Stated problem - Type out the complete listing below word for word, without its pictures.

[Records excerpted from a collection]
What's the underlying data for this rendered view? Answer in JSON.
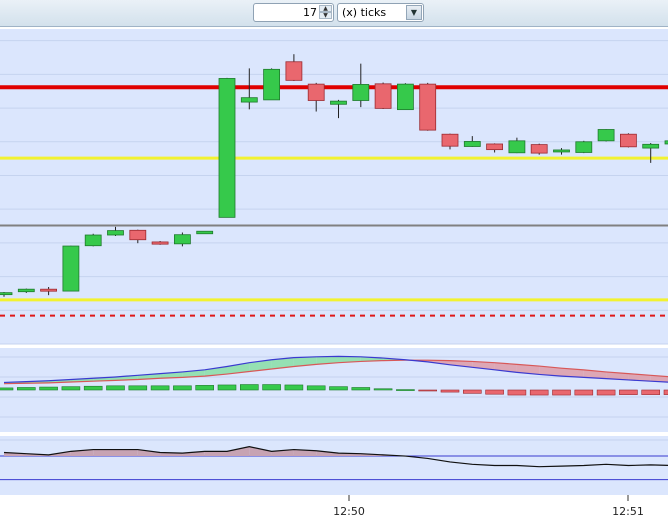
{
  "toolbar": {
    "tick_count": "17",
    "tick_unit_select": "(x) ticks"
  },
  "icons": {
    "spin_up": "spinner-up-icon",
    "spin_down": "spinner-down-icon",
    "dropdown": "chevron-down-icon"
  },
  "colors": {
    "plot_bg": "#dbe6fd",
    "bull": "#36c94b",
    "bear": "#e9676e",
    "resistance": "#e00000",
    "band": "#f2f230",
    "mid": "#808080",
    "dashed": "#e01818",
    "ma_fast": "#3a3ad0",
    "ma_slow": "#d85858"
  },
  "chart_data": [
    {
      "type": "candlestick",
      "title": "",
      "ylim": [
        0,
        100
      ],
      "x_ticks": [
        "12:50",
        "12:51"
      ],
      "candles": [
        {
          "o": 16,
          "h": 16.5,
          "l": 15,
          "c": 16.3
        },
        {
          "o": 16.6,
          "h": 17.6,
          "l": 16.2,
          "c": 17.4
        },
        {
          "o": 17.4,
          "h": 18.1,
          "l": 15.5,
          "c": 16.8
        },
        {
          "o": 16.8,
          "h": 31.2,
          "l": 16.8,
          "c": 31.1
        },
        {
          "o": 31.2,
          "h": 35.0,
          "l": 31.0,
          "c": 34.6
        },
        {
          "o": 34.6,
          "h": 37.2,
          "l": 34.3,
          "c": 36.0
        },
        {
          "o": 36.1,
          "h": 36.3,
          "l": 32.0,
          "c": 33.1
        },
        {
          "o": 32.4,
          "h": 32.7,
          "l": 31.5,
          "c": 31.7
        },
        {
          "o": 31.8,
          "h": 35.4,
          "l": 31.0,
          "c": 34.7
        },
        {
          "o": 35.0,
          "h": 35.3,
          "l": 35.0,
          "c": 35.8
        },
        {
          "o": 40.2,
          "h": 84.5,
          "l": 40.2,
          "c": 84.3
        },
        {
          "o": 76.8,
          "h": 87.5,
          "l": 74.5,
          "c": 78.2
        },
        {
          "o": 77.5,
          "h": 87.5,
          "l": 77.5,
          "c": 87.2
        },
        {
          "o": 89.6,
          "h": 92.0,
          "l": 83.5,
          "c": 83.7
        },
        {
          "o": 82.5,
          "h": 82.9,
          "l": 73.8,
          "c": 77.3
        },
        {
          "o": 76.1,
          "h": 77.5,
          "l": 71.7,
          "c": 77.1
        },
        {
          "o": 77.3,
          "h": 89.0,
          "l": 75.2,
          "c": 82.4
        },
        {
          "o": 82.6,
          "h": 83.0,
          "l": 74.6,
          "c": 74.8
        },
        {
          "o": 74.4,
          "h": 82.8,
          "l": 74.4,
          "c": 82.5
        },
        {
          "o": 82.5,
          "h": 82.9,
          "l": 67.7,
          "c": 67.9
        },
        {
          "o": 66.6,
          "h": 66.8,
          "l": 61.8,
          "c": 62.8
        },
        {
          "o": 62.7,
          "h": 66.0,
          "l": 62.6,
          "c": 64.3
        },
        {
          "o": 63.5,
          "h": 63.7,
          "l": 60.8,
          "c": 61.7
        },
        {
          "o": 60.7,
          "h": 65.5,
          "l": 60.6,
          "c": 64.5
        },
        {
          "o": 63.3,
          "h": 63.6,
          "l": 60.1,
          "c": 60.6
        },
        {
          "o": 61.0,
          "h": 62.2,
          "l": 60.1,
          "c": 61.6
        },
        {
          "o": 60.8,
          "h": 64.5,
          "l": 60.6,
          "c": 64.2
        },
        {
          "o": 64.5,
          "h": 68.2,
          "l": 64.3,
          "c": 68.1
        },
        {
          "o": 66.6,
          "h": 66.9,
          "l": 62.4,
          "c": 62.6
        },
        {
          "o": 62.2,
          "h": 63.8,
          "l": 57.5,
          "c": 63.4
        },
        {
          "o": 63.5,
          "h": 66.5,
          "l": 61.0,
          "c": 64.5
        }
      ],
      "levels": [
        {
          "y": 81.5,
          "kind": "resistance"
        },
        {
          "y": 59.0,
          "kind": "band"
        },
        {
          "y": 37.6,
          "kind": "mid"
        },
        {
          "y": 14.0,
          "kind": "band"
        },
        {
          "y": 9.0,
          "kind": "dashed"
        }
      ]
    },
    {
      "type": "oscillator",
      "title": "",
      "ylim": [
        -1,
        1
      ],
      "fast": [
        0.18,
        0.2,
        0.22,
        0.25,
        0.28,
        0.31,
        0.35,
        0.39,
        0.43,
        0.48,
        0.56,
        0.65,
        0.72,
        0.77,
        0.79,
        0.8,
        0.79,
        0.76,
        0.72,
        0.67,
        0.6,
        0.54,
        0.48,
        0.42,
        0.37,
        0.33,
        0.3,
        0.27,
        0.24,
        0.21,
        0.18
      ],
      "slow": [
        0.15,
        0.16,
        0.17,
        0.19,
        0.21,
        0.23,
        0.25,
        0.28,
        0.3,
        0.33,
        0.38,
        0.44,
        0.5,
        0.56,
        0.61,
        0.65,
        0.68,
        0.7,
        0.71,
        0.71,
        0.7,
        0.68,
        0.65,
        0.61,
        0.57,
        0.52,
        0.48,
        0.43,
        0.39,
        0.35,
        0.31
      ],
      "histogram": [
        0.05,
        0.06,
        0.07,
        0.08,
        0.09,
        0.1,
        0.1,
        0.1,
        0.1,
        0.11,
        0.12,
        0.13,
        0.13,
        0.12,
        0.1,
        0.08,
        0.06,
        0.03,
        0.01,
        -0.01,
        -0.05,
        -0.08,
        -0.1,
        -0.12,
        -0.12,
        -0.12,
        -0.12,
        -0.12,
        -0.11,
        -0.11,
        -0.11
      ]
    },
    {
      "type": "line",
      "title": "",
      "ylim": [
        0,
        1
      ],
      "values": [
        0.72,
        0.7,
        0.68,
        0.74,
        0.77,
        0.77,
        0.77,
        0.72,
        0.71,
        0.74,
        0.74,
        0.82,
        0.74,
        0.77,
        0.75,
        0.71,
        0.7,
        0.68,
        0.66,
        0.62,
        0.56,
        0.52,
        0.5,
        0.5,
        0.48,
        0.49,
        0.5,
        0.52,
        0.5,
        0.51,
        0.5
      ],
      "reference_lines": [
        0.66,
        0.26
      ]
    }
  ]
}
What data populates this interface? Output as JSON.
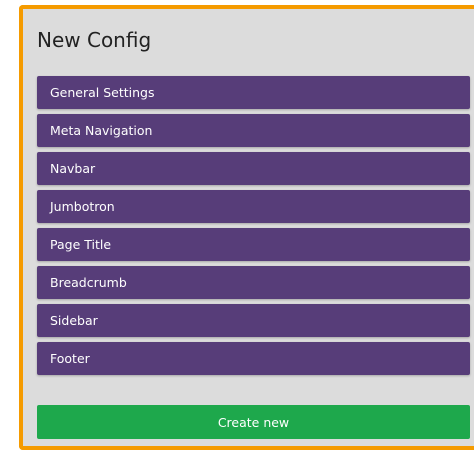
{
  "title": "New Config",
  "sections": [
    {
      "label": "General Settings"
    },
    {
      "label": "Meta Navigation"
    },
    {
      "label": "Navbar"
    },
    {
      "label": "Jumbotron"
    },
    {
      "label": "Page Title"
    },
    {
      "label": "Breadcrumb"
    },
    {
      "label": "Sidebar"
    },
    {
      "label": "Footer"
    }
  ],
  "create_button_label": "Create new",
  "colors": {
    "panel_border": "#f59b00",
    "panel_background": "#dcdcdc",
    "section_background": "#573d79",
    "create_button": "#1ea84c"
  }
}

Task result -
What's the underlying data for this rendered view? Answer in JSON.
{
  "toolbar": {
    "tick_count": "17",
    "tick_unit_select": "(x) ticks"
  },
  "icons": {
    "spin_up": "spinner-up-icon",
    "spin_down": "spinner-down-icon",
    "dropdown": "chevron-down-icon"
  },
  "colors": {
    "plot_bg": "#dbe6fd",
    "bull": "#36c94b",
    "bear": "#e9676e",
    "resistance": "#e00000",
    "band": "#f2f230",
    "mid": "#808080",
    "dashed": "#e01818",
    "ma_fast": "#3a3ad0",
    "ma_slow": "#d85858"
  },
  "chart_data": [
    {
      "type": "candlestick",
      "title": "",
      "ylim": [
        0,
        100
      ],
      "x_ticks": [
        "12:50",
        "12:51"
      ],
      "candles": [
        {
          "o": 16,
          "h": 16.5,
          "l": 15,
          "c": 16.3
        },
        {
          "o": 16.6,
          "h": 17.6,
          "l": 16.2,
          "c": 17.4
        },
        {
          "o": 17.4,
          "h": 18.1,
          "l": 15.5,
          "c": 16.8
        },
        {
          "o": 16.8,
          "h": 31.2,
          "l": 16.8,
          "c": 31.1
        },
        {
          "o": 31.2,
          "h": 35.0,
          "l": 31.0,
          "c": 34.6
        },
        {
          "o": 34.6,
          "h": 37.2,
          "l": 34.3,
          "c": 36.0
        },
        {
          "o": 36.1,
          "h": 36.3,
          "l": 32.0,
          "c": 33.1
        },
        {
          "o": 32.4,
          "h": 32.7,
          "l": 31.5,
          "c": 31.7
        },
        {
          "o": 31.8,
          "h": 35.4,
          "l": 31.0,
          "c": 34.7
        },
        {
          "o": 35.0,
          "h": 35.3,
          "l": 35.0,
          "c": 35.8
        },
        {
          "o": 40.2,
          "h": 84.5,
          "l": 40.2,
          "c": 84.3
        },
        {
          "o": 76.8,
          "h": 87.5,
          "l": 74.5,
          "c": 78.2
        },
        {
          "o": 77.5,
          "h": 87.5,
          "l": 77.5,
          "c": 87.2
        },
        {
          "o": 89.6,
          "h": 92.0,
          "l": 83.5,
          "c": 83.7
        },
        {
          "o": 82.5,
          "h": 82.9,
          "l": 73.8,
          "c": 77.3
        },
        {
          "o": 76.1,
          "h": 77.5,
          "l": 71.7,
          "c": 77.1
        },
        {
          "o": 77.3,
          "h": 89.0,
          "l": 75.2,
          "c": 82.4
        },
        {
          "o": 82.6,
          "h": 83.0,
          "l": 74.6,
          "c": 74.8
        },
        {
          "o": 74.4,
          "h": 82.8,
          "l": 74.4,
          "c": 82.5
        },
        {
          "o": 82.5,
          "h": 82.9,
          "l": 67.7,
          "c": 67.9
        },
        {
          "o": 66.6,
          "h": 66.8,
          "l": 61.8,
          "c": 62.8
        },
        {
          "o": 62.7,
          "h": 66.0,
          "l": 62.6,
          "c": 64.3
        },
        {
          "o": 63.5,
          "h": 63.7,
          "l": 60.8,
          "c": 61.7
        },
        {
          "o": 60.7,
          "h": 65.5,
          "l": 60.6,
          "c": 64.5
        },
        {
          "o": 63.3,
          "h": 63.6,
          "l": 60.1,
          "c": 60.6
        },
        {
          "o": 61.0,
          "h": 62.2,
          "l": 60.1,
          "c": 61.6
        },
        {
          "o": 60.8,
          "h": 64.5,
          "l": 60.6,
          "c": 64.2
        },
        {
          "o": 64.5,
          "h": 68.2,
          "l": 64.3,
          "c": 68.1
        },
        {
          "o": 66.6,
          "h": 66.9,
          "l": 62.4,
          "c": 62.6
        },
        {
          "o": 62.2,
          "h": 63.8,
          "l": 57.5,
          "c": 63.4
        },
        {
          "o": 63.5,
          "h": 66.5,
          "l": 61.0,
          "c": 64.5
        }
      ],
      "levels": [
        {
          "y": 81.5,
          "kind": "resistance"
        },
        {
          "y": 59.0,
          "kind": "band"
        },
        {
          "y": 37.6,
          "kind": "mid"
        },
        {
          "y": 14.0,
          "kind": "band"
        },
        {
          "y": 9.0,
          "kind": "dashed"
        }
      ]
    },
    {
      "type": "oscillator",
      "title": "",
      "ylim": [
        -1,
        1
      ],
      "fast": [
        0.18,
        0.2,
        0.22,
        0.25,
        0.28,
        0.31,
        0.35,
        0.39,
        0.43,
        0.48,
        0.56,
        0.65,
        0.72,
        0.77,
        0.79,
        0.8,
        0.79,
        0.76,
        0.72,
        0.67,
        0.6,
        0.54,
        0.48,
        0.42,
        0.37,
        0.33,
        0.3,
        0.27,
        0.24,
        0.21,
        0.18
      ],
      "slow": [
        0.15,
        0.16,
        0.17,
        0.19,
        0.21,
        0.23,
        0.25,
        0.28,
        0.3,
        0.33,
        0.38,
        0.44,
        0.5,
        0.56,
        0.61,
        0.65,
        0.68,
        0.7,
        0.71,
        0.71,
        0.7,
        0.68,
        0.65,
        0.61,
        0.57,
        0.52,
        0.48,
        0.43,
        0.39,
        0.35,
        0.31
      ],
      "histogram": [
        0.05,
        0.06,
        0.07,
        0.08,
        0.09,
        0.1,
        0.1,
        0.1,
        0.1,
        0.11,
        0.12,
        0.13,
        0.13,
        0.12,
        0.1,
        0.08,
        0.06,
        0.03,
        0.01,
        -0.01,
        -0.05,
        -0.08,
        -0.1,
        -0.12,
        -0.12,
        -0.12,
        -0.12,
        -0.12,
        -0.11,
        -0.11,
        -0.11
      ]
    },
    {
      "type": "line",
      "title": "",
      "ylim": [
        0,
        1
      ],
      "values": [
        0.72,
        0.7,
        0.68,
        0.74,
        0.77,
        0.77,
        0.77,
        0.72,
        0.71,
        0.74,
        0.74,
        0.82,
        0.74,
        0.77,
        0.75,
        0.71,
        0.7,
        0.68,
        0.66,
        0.62,
        0.56,
        0.52,
        0.5,
        0.5,
        0.48,
        0.49,
        0.5,
        0.52,
        0.5,
        0.51,
        0.5
      ],
      "reference_lines": [
        0.66,
        0.26
      ]
    }
  ]
}
What data populates this interface? Output as JSON.
{
  "title": "New Config",
  "sections": [
    {
      "label": "General Settings"
    },
    {
      "label": "Meta Navigation"
    },
    {
      "label": "Navbar"
    },
    {
      "label": "Jumbotron"
    },
    {
      "label": "Page Title"
    },
    {
      "label": "Breadcrumb"
    },
    {
      "label": "Sidebar"
    },
    {
      "label": "Footer"
    }
  ],
  "create_button_label": "Create new",
  "colors": {
    "panel_border": "#f59b00",
    "panel_background": "#dcdcdc",
    "section_background": "#573d79",
    "create_button": "#1ea84c"
  }
}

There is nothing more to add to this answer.